A short story will go up every third week of the month, I am aiming for fridays but I’m not sure what my school schedule will look like yet, so it cold be any day of the week. If you haven’t already, read Bits Of Flesh  for a taste. 

I hope you decide to join! It will be a big help for me financially and I will write things you’ll enjoy. 



Dean Schrödinger


I haven’t met him, at least not as the Dean. Could be a her, but Schrödinger’s always portrayed as a guy.

He’s thinking whether or not to kill me. Whether or not to keep me sane. Maybe he’s already decided, but he’s not allowed to say until later. Maybe i’m already dead.

I’m in a box. I’m not in a box. I’m in a jawlike box with two doors where the lips would be. I entered through one alive and wait to exit alive or dead- unless Schrödinger himself dies, leaving no record of my fate.

The mouth is full of me and it sickens me. I don’t like being eaten, but not eaten. It’s a double locked mouth, with the only key in Schrödingers’ pocket.

 My key is lost amongst tens of thousands of other keys. Some are bigger. Some are more colorful. Some of them will look ghastly to the Dean, some of them beautiful. The ghastly ones he throws to his underlings, who quickly unlock exits marked DEAD and kill their respective cats.  The beautiful ones he unlocks himself. For the beautiful ones he unlocks ALIVE.

 I’ve been told that I might appear a bit ghastly to the Dean. His or her identity remains unknown, so there’s no way to tell until one of the doors are unlocked.

 As for my ghastly appearance, I’d enjoy the death of one or two, oh, wait, fourteen people. That makes me seem a little homicidal at first. And last, if you don’t stick around.

 But I so want to live. I can’t measure myself precisely, but I enlarged myself to be as big as possible without destroying myself. I still fall on the smaller side due to certain restrictions, but I didn’t stay as small as I was at my making.

 The small, ghastly me wants to live so that I can give those without a Schrödinger’s chance a way to thrive. So that they can live without fear of this society. I want to live because I desperately desire to rise the voiceless above us.

  If you see Dean Schrödinger, please tell him to let me live.


 I wrote this while waiting for college acceptance/rejection letters. I didn’t get into my original first choice, but as I became more accepting of other colleges, I realised I got into the best fit. It’s unexpected and far away, providing experiences I wasn’t aware of, and that’s what makes one a great writer; unexpected experiences.

**What the task requires:** Write out the Schrödinger passage word for word, starting at the words "My key is lost" and ending after "doors are unlocked.".

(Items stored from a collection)
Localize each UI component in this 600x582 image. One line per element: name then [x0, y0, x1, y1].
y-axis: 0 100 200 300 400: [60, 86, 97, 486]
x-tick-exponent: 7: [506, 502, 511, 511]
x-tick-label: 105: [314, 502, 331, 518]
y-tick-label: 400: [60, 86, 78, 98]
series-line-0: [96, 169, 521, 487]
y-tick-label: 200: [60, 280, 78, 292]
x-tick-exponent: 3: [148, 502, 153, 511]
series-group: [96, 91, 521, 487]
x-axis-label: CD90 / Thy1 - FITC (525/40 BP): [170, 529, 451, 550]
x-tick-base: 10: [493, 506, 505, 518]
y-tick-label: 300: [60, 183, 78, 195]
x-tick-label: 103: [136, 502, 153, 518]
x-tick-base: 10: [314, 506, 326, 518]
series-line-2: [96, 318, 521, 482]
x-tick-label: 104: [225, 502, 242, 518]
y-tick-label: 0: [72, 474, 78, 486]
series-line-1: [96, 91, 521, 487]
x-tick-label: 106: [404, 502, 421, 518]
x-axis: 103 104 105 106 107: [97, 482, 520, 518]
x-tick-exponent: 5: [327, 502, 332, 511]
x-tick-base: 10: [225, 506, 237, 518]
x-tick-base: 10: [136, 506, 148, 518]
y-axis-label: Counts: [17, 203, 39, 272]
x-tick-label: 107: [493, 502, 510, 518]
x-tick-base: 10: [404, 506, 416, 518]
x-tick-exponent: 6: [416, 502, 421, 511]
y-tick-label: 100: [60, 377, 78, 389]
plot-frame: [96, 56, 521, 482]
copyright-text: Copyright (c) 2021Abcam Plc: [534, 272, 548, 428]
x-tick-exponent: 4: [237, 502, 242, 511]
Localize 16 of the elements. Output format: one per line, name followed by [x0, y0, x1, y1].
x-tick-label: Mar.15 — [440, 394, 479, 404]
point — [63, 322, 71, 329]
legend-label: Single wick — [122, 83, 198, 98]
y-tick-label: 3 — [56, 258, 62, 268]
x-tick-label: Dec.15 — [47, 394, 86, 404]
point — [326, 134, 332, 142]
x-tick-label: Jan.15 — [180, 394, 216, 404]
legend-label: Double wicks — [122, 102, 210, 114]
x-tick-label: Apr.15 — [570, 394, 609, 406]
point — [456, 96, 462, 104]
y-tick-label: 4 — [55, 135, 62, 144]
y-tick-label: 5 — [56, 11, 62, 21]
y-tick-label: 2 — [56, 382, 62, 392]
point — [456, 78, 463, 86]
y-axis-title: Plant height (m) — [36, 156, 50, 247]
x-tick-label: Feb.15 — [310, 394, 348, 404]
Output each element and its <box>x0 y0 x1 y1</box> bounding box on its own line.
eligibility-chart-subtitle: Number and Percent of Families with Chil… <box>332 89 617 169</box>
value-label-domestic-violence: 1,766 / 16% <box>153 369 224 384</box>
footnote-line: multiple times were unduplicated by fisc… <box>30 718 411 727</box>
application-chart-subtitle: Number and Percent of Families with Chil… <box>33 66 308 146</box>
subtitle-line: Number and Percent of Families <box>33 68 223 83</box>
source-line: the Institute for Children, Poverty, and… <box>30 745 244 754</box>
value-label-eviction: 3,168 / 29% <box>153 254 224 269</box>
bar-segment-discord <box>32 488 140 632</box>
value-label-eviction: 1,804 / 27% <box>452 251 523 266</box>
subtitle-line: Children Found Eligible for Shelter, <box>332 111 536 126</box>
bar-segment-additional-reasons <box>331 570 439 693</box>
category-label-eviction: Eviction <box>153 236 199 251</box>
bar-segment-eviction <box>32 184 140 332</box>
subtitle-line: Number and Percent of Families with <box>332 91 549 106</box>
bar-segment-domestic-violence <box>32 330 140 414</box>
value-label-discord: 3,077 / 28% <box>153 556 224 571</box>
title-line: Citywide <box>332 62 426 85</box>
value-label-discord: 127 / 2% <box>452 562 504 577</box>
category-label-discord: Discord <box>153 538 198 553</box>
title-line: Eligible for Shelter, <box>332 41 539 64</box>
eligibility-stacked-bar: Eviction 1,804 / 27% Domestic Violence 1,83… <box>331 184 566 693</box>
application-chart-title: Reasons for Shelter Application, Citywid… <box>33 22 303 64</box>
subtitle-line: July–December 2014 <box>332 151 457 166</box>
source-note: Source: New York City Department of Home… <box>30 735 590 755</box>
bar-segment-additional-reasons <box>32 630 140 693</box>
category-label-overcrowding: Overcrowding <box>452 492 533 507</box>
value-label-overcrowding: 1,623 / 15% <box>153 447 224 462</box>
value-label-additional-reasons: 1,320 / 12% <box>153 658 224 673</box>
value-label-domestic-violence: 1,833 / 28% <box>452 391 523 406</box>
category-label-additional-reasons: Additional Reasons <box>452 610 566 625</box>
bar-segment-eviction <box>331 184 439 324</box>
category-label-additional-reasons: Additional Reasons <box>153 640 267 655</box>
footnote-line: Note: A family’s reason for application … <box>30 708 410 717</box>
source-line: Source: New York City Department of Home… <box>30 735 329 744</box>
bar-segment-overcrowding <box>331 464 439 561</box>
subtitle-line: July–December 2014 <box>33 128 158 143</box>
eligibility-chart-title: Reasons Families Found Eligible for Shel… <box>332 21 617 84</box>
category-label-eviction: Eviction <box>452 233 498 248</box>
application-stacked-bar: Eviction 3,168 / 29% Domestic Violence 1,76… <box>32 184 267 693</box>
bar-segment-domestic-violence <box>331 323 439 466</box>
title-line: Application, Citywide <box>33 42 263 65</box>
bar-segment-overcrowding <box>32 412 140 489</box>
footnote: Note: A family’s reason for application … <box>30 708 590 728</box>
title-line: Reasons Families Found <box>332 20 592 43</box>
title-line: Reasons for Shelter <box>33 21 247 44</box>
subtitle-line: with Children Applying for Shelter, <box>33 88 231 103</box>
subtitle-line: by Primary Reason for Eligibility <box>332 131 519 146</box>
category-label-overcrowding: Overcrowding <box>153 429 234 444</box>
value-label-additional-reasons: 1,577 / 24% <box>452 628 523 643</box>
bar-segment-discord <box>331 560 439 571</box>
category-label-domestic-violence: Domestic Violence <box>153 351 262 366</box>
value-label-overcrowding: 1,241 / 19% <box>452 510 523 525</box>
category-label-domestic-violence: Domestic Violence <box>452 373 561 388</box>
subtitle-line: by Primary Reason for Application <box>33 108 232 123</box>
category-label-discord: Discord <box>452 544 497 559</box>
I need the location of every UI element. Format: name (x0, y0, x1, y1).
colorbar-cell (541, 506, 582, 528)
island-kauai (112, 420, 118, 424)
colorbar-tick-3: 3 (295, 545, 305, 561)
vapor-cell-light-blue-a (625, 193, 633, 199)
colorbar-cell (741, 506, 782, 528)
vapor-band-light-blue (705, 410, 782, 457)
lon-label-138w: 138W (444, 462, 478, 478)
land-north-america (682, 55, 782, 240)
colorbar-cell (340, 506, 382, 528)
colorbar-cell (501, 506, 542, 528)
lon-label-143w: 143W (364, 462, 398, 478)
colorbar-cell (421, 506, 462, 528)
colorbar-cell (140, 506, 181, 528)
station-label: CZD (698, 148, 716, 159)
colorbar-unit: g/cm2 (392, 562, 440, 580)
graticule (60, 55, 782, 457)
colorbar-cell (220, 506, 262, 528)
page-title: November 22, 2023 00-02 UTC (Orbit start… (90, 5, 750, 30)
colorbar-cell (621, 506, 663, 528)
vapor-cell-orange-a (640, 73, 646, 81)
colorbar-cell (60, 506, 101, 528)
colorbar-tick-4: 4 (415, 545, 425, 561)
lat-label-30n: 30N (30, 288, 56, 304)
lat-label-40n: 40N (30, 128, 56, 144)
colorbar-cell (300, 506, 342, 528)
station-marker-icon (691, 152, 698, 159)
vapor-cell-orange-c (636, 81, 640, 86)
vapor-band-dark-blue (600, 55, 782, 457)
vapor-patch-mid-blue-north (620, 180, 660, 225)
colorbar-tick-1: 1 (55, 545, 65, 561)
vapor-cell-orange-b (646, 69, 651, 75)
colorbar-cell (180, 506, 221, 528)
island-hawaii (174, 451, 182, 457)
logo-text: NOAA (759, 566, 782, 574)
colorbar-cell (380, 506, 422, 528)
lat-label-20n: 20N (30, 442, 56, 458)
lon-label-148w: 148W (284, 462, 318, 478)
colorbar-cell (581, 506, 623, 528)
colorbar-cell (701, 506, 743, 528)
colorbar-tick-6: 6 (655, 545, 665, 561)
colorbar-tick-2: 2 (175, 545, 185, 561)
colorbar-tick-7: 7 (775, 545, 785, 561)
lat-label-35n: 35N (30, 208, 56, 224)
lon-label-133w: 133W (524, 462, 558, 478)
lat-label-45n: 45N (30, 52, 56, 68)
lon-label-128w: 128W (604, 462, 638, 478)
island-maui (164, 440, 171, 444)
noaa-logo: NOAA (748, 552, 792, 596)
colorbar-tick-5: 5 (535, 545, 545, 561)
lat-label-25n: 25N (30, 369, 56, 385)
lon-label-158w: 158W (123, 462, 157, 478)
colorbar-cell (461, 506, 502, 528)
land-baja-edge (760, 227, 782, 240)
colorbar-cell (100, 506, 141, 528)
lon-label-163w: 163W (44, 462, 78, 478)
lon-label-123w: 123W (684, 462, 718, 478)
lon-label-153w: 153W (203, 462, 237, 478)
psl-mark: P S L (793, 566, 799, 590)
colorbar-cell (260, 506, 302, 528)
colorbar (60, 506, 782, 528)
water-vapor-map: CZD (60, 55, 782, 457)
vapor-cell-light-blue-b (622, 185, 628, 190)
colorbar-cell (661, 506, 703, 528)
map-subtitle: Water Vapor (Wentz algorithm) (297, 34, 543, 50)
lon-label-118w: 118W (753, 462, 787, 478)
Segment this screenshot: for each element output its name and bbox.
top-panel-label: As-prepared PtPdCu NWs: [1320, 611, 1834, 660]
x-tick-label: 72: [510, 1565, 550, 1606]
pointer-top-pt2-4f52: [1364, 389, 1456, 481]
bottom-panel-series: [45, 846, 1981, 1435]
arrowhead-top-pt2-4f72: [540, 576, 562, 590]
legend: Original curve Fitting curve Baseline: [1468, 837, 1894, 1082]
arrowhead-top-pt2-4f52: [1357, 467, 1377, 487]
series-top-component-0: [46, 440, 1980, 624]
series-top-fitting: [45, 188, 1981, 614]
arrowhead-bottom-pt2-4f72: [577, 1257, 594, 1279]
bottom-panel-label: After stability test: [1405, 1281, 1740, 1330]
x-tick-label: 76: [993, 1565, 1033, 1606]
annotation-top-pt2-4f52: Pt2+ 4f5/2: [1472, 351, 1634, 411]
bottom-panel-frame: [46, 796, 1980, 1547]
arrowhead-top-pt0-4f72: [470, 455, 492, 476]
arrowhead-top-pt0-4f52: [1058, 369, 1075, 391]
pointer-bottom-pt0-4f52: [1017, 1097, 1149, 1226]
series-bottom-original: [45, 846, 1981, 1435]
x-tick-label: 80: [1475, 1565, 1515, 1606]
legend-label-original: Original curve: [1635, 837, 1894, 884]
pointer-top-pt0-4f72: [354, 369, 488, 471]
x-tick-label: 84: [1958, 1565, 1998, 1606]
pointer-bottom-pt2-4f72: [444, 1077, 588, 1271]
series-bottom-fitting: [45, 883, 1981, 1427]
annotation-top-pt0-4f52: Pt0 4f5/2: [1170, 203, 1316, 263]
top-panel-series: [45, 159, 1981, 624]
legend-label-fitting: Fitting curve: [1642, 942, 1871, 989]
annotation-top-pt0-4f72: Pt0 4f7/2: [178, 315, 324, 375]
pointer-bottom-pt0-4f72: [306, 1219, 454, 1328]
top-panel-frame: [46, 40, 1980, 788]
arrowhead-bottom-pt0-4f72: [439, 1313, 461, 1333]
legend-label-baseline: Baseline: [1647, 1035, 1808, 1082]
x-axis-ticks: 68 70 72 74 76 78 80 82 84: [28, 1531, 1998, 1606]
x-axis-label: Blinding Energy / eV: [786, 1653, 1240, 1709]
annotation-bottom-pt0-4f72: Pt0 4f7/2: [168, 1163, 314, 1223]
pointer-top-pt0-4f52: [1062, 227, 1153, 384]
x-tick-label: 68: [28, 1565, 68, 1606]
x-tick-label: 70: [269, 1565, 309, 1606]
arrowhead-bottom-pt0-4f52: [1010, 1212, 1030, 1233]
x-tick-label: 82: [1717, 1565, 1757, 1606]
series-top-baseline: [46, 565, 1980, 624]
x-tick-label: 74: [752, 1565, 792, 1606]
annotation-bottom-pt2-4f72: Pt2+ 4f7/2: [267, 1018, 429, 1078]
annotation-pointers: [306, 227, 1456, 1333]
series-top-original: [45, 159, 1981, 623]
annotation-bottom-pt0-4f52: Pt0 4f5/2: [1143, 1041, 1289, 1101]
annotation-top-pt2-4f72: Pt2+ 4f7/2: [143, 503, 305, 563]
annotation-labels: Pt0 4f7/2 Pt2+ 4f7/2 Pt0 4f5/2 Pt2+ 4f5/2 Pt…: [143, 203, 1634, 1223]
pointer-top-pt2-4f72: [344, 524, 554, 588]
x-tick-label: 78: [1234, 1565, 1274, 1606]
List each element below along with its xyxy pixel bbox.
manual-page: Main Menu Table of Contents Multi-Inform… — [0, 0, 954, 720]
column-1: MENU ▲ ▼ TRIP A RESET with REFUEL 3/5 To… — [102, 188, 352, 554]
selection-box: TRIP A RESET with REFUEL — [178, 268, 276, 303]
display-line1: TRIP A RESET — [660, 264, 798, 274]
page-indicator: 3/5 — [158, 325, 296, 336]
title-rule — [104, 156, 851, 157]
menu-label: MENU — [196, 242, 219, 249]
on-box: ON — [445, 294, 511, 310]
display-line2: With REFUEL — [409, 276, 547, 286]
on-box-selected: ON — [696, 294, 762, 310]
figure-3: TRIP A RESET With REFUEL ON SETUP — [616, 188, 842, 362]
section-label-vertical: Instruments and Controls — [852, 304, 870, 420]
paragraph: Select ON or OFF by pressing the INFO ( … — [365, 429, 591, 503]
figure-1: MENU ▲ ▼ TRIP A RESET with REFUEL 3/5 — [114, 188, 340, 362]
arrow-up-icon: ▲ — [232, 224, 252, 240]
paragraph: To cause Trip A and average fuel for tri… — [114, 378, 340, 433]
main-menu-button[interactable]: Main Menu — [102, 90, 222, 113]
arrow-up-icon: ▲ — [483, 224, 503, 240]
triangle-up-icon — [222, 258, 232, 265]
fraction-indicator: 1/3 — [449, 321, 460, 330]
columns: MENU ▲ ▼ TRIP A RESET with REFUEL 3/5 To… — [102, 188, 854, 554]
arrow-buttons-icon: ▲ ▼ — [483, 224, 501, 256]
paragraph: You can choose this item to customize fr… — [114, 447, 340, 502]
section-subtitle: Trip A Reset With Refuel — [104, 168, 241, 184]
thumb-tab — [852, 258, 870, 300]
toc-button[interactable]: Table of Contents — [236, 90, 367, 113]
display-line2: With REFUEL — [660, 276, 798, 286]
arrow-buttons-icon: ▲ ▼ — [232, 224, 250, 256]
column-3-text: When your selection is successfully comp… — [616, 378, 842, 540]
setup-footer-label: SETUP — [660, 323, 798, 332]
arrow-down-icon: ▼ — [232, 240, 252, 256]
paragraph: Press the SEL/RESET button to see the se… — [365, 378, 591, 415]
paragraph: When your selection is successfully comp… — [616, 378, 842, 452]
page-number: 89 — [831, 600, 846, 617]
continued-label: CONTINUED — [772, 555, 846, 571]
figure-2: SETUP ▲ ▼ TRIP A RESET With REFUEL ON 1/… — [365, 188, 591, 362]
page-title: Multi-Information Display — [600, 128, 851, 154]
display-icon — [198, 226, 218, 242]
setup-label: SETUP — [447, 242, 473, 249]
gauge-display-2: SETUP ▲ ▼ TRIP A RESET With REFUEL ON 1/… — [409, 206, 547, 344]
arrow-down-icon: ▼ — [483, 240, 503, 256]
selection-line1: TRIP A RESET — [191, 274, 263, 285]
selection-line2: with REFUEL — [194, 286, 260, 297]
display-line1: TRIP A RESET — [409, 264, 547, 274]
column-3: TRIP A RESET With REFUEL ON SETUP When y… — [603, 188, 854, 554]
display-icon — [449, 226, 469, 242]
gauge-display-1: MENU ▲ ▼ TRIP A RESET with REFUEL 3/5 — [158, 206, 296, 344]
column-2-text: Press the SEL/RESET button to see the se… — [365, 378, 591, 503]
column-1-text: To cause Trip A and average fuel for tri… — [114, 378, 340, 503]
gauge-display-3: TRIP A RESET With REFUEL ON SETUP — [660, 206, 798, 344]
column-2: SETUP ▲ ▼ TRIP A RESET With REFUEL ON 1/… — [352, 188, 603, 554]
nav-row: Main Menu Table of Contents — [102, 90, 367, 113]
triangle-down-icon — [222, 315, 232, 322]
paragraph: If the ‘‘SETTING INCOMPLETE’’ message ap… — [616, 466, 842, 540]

**Exercise result:**
My key is lost amongst tens of thousands of other keys. Some are bigger. Some are more colorful. Some of them will look ghastly to the Dean, some of them beautiful. The ghastly ones he throws to his underlings, who quickly unlock exits marked DEAD and kill their respective cats.  The beautiful ones he unlocks himself. For the beautiful ones he unlocks ALIVE.

 I’ve been told that I might appear a bit ghastly to the Dean. His or her identity remains unknown, so there’s no way to tell until one of the doors are unlocked.